EXERCISE REQUIREMENTS ::
#1 Answer these questions from the root cellar text:
(a) How wide should the door be marked off?
(b) Which direction should the doorway face?
(c) What was the floor covered with after the groundhog got in?
#2 Continue the root cellar text from where it stops.

The basic box door, now reflecting back is smaller than what I originally used. I would now just mark the door off at 32” wide and chainsaw the timbers out leaving the top and bottom timbers across the wall intact for support.
Actually where you place the root cellar is important and you can place it on high ground so you are not flooded out. Another consideration is to have the doorway facing north which is the consistent cold side.
During garden season you take a day and clean it out. I spray diluted bleach inside to reduce natural fungi.
Storage of the roots is mostly in “plastic milk case carriers” which can be purchased at “Back to School Time” at all discount stores
Another important fact is that you have a dirt floor. Unfortunately I had an experience with a groundhog that could smell the potatoes and he tunneled down the side of the timbers and came up in the inside making a mess. I have since covered the floor with heavy grade close-knit fence wire. Another option would be setting in flat heavy stone work-not concrete.
Now here is the secret to a Root Cellar. You need to vent it. Old Timers used to run a 4” or larger vent pipe straight up through the roof. This allowed excess heat to be vented off and they would regulate the heat loss by placing a “cap” of some sort on the pipe sticking up above a snow line. They usually had two pipes apart that allowed heat escape and cold egress.

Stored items
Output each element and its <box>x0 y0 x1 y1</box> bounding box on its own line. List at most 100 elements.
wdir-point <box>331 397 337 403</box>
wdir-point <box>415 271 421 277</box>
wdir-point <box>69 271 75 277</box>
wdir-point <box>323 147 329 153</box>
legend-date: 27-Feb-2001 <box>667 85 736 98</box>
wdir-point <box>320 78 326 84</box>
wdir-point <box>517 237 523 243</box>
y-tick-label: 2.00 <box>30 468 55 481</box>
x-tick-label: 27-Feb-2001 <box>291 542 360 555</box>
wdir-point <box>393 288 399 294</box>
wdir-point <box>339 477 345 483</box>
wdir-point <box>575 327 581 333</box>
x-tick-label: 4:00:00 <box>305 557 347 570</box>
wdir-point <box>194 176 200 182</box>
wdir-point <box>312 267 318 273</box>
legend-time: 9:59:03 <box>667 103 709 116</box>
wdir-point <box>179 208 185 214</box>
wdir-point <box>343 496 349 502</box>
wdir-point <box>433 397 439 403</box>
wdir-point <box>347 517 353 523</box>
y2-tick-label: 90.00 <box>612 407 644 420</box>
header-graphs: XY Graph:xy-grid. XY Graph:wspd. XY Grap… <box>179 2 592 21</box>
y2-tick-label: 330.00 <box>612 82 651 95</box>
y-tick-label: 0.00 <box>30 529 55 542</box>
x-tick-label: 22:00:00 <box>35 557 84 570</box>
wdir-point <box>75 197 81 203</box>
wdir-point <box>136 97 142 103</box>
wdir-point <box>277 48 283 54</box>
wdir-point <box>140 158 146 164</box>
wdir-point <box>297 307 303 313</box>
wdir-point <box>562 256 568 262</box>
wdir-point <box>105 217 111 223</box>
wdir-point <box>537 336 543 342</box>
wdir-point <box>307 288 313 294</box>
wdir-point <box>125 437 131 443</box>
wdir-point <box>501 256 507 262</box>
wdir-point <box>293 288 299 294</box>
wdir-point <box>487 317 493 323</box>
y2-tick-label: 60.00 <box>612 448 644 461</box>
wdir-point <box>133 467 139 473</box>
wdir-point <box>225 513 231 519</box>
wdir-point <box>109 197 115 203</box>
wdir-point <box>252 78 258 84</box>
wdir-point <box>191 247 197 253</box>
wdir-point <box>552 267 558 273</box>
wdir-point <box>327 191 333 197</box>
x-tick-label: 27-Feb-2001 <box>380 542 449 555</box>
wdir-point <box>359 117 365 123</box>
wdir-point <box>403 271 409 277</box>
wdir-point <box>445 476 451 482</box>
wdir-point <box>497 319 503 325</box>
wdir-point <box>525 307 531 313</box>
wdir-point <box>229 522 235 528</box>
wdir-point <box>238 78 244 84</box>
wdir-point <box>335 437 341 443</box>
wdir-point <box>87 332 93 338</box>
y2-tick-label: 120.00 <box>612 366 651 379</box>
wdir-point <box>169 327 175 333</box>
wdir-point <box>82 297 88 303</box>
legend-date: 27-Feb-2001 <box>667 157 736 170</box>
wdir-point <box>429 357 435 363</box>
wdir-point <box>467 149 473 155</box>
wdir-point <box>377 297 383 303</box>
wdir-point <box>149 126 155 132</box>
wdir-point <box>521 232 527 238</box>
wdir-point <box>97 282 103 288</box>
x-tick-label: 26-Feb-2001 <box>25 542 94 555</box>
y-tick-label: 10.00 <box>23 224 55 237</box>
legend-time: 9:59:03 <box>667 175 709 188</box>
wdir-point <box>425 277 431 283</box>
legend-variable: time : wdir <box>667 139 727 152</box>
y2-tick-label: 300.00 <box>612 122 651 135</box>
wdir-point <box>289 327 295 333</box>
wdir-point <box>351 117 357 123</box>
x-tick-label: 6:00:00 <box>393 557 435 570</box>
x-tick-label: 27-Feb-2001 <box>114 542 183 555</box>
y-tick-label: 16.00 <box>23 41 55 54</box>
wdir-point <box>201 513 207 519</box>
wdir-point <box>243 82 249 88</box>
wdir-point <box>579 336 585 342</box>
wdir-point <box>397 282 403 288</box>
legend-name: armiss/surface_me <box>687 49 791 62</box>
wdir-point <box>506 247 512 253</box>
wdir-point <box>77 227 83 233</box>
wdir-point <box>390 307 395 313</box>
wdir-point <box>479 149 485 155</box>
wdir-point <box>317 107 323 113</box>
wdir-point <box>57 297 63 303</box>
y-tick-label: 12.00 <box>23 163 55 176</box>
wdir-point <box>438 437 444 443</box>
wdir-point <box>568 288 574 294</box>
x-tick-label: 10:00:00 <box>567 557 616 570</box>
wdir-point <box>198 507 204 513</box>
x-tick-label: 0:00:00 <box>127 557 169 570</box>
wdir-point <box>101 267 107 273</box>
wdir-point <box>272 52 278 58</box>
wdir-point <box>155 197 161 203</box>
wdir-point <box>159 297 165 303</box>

ANSWERS GIVEN ::
#1
(a) 32” wide.
(b) North, the consistent cold side.
(c) Heavy grade close-knit fence wire.

#2
I took this a step further and put in a vent pipe in a corner and ran it up to the roofline and angled out at 90 under the overhang north side doorway. I also placed at the roof peak another vent pipe directly along and under the roof centerboard; this was the heat escape slotted vent pipe. Since heat rises it would be captured by this pipe and flow out. To ensure it flowed out, the other corner pipe trapped cold air (being heavy) and cold air pushed down into the room stabilizing the temperature.
If you do not vent, heat builds up surprisingly warm, and especially warm when there is a thaw in the weather.
The coldest time of the night is about 3 AM and that is when a small 120VAC timer clicks on and energizes a small in duct fan(s) I bought from Northern Tools. These are mainframe computer fans and are sometimes offered in 12VDC and 120VAC. This worked real well in keeping the root cellar cold but not freezing and of course if the winter turns bitter you just snap two caps over the vent pipes. It is not as complicated as you might think. You just have to get up and move and check your temperature from the thermometer that measures inside as well as outside.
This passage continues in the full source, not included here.